• To be done
All lines from the one containing "What text is on this page?" through the last line of the listing below are to be copied exactly. Exclude the pictures.

• Data supplied
• • •
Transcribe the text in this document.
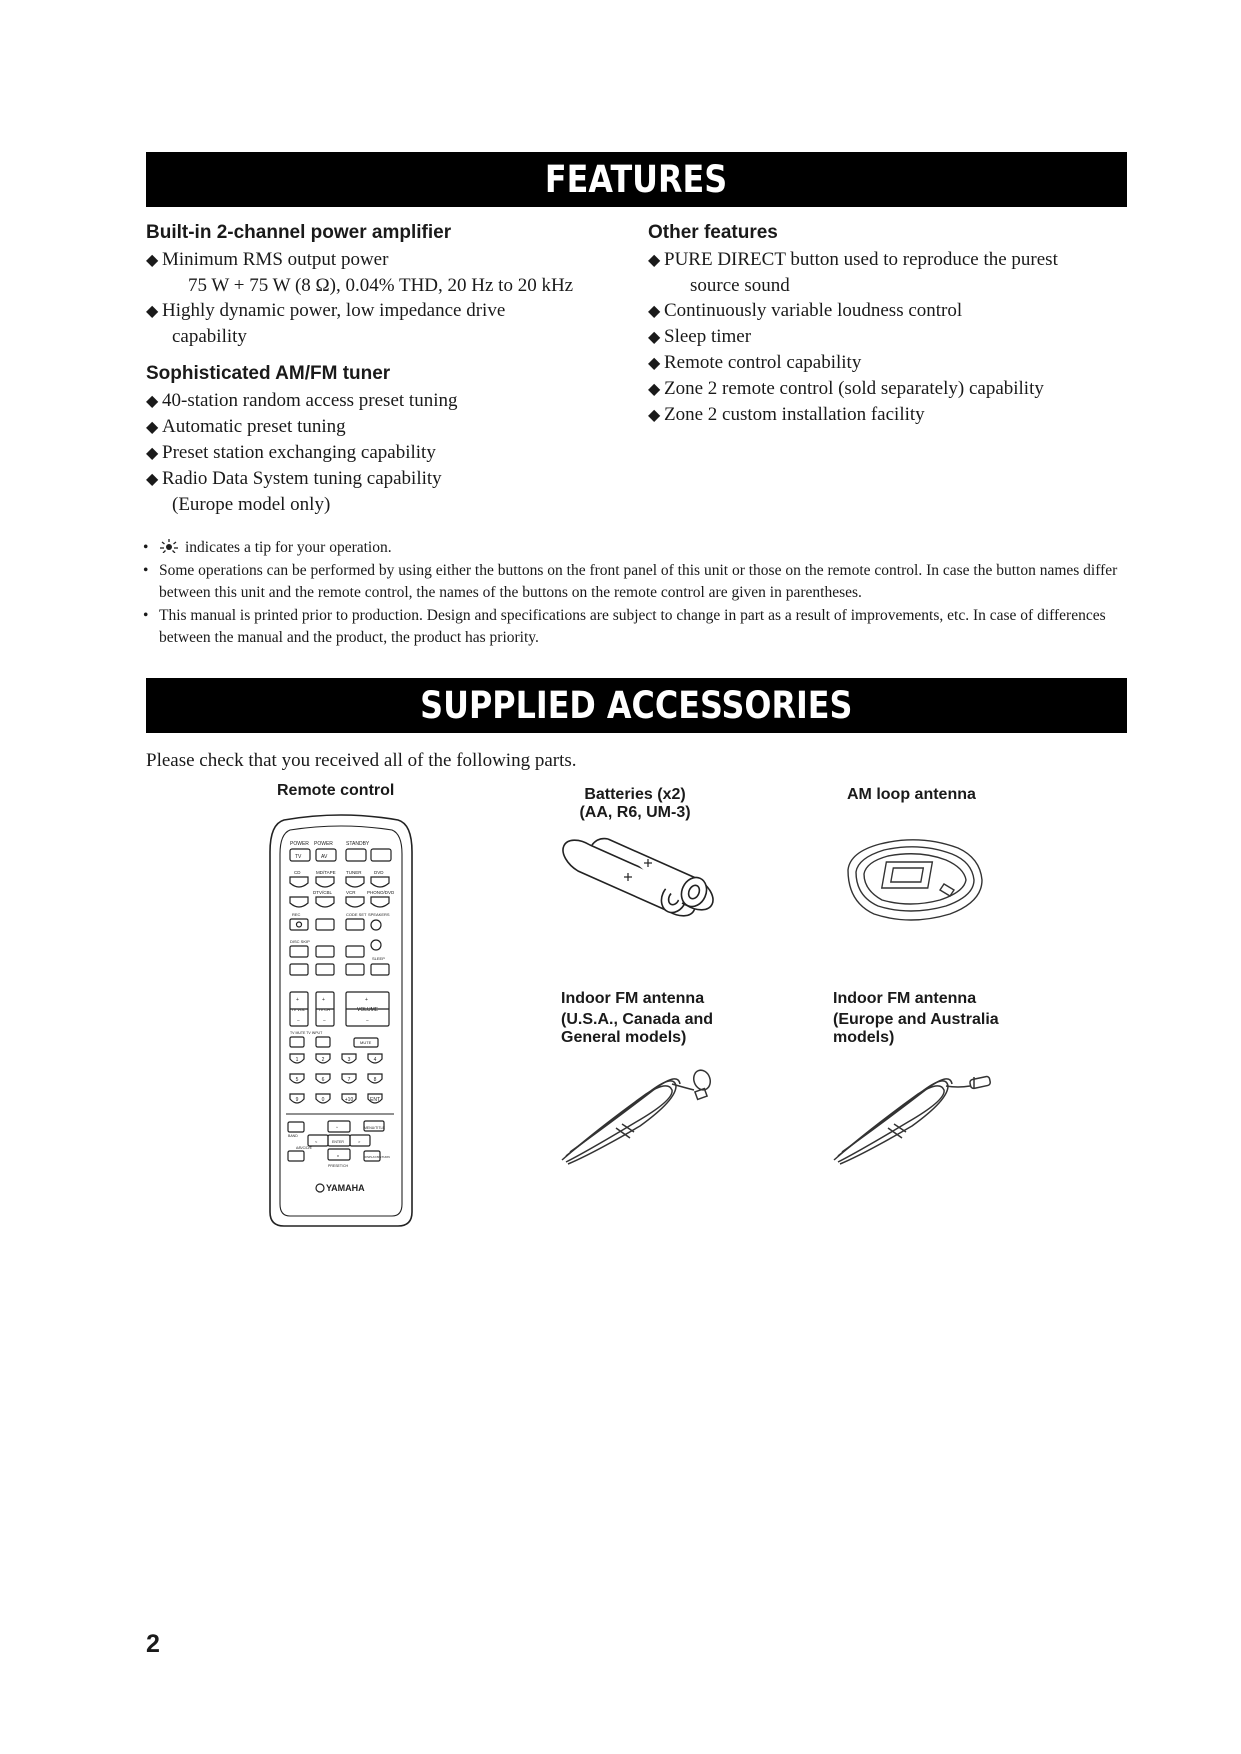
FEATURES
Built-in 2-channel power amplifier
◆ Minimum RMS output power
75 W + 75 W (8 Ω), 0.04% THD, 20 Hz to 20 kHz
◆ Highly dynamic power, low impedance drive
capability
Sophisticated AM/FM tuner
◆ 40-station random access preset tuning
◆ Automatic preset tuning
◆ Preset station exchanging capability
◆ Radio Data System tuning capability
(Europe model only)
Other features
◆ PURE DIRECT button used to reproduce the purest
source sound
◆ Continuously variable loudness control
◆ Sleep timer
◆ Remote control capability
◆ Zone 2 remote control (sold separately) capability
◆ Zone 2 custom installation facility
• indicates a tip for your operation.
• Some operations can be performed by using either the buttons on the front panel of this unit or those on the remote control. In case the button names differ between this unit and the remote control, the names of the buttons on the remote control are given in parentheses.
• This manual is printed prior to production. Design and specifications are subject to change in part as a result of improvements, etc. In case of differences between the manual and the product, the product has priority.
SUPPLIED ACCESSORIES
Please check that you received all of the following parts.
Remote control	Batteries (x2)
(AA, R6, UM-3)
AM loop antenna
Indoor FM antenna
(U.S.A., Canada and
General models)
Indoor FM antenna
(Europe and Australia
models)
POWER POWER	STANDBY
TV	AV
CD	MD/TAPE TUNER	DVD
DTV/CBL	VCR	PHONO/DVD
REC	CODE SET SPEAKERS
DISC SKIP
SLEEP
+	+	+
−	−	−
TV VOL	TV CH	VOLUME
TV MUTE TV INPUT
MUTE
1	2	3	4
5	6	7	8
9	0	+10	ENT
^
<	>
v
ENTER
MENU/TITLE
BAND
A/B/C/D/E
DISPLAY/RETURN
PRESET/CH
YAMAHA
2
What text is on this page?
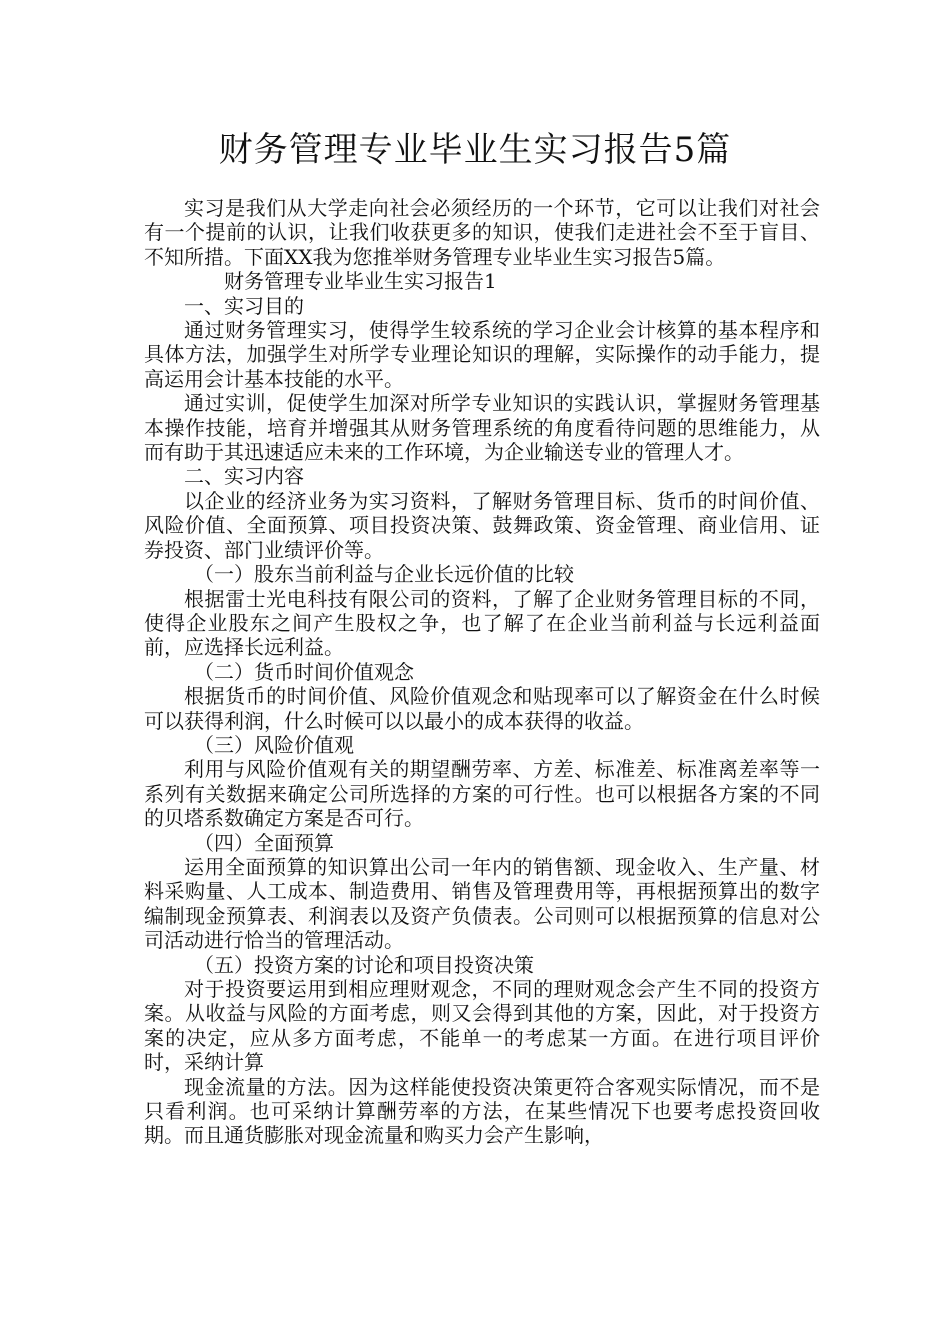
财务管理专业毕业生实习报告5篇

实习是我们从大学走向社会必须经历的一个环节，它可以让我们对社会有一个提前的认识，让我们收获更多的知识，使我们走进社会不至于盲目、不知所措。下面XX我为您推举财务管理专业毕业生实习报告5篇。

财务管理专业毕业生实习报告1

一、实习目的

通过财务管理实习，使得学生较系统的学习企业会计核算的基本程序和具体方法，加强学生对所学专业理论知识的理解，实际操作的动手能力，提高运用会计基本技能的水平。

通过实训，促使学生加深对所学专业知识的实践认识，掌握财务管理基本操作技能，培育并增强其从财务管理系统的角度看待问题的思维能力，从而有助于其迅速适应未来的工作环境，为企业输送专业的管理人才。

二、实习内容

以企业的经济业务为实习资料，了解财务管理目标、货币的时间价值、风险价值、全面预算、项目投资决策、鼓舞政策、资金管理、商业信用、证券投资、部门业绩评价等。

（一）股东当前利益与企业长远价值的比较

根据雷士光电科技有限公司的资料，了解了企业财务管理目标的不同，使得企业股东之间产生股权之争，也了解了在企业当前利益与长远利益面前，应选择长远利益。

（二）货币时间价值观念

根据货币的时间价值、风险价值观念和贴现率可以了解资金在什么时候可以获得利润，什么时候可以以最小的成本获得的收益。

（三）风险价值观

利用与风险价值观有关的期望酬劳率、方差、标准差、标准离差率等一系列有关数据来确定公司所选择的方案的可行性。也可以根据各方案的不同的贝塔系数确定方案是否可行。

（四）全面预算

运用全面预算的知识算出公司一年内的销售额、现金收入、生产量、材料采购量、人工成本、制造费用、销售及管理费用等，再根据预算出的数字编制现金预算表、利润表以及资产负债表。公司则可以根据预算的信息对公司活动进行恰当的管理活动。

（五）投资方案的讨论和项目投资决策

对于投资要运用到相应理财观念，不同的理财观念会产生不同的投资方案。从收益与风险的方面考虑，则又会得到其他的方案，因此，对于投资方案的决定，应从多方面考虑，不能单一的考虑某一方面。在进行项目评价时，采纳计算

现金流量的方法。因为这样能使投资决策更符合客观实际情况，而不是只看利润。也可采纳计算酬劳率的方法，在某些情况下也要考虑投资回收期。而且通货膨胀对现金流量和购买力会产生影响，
• • •
• Written response
What text is on this page?
财务管理专业毕业生实习报告5篇

实习是我们从大学走向社会必须经历的一个环节，它可以让我们对社会有一个提前的认识，让我们收获更多的知识，使我们走进社会不至于盲目、不知所措。下面XX我为您推举财务管理专业毕业生实习报告5篇。

财务管理专业毕业生实习报告1

一、实习目的

通过财务管理实习，使得学生较系统的学习企业会计核算的基本程序和具体方法，加强学生对所学专业理论知识的理解，实际操作的动手能力，提高运用会计基本技能的水平。

通过实训，促使学生加深对所学专业知识的实践认识，掌握财务管理基本操作技能，培育并增强其从财务管理系统的角度看待问题的思维能力，从而有助于其迅速适应未来的工作环境，为企业输送专业的管理人才。

二、实习内容

以企业的经济业务为实习资料，了解财务管理目标、货币的时间价值、风险价值、全面预算、项目投资决策、鼓舞政策、资金管理、商业信用、证券投资、部门业绩评价等。

（一）股东当前利益与企业长远价值的比较

根据雷士光电科技有限公司的资料，了解了企业财务管理目标的不同，使得企业股东之间产生股权之争，也了解了在企业当前利益与长远利益面前，应选择长远利益。

（二）货币时间价值观念

根据货币的时间价值、风险价值观念和贴现率可以了解资金在什么时候可以获得利润，什么时候可以以最小的成本获得的收益。

（三）风险价值观

利用与风险价值观有关的期望酬劳率、方差、标准差、标准离差率等一系列有关数据来确定公司所选择的方案的可行性。也可以根据各方案的不同的贝塔系数确定方案是否可行。

（四）全面预算

运用全面预算的知识算出公司一年内的销售额、现金收入、生产量、材料采购量、人工成本、制造费用、销售及管理费用等，再根据预算出的数字编制现金预算表、利润表以及资产负债表。公司则可以根据预算的信息对公司活动进行恰当的管理活动。

（五）投资方案的讨论和项目投资决策

对于投资要运用到相应理财观念，不同的理财观念会产生不同的投资方案。从收益与风险的方面考虑，则又会得到其他的方案，因此，对于投资方案的决定，应从多方面考虑，不能单一的考虑某一方面。在进行项目评价时，采纳计算

现金流量的方法。因为这样能使投资决策更符合客观实际情况，而不是只看利润。也可采纳计算酬劳率的方法，在某些情况下也要考虑投资回收期。而且通货膨胀对现金流量和购买力会产生影响，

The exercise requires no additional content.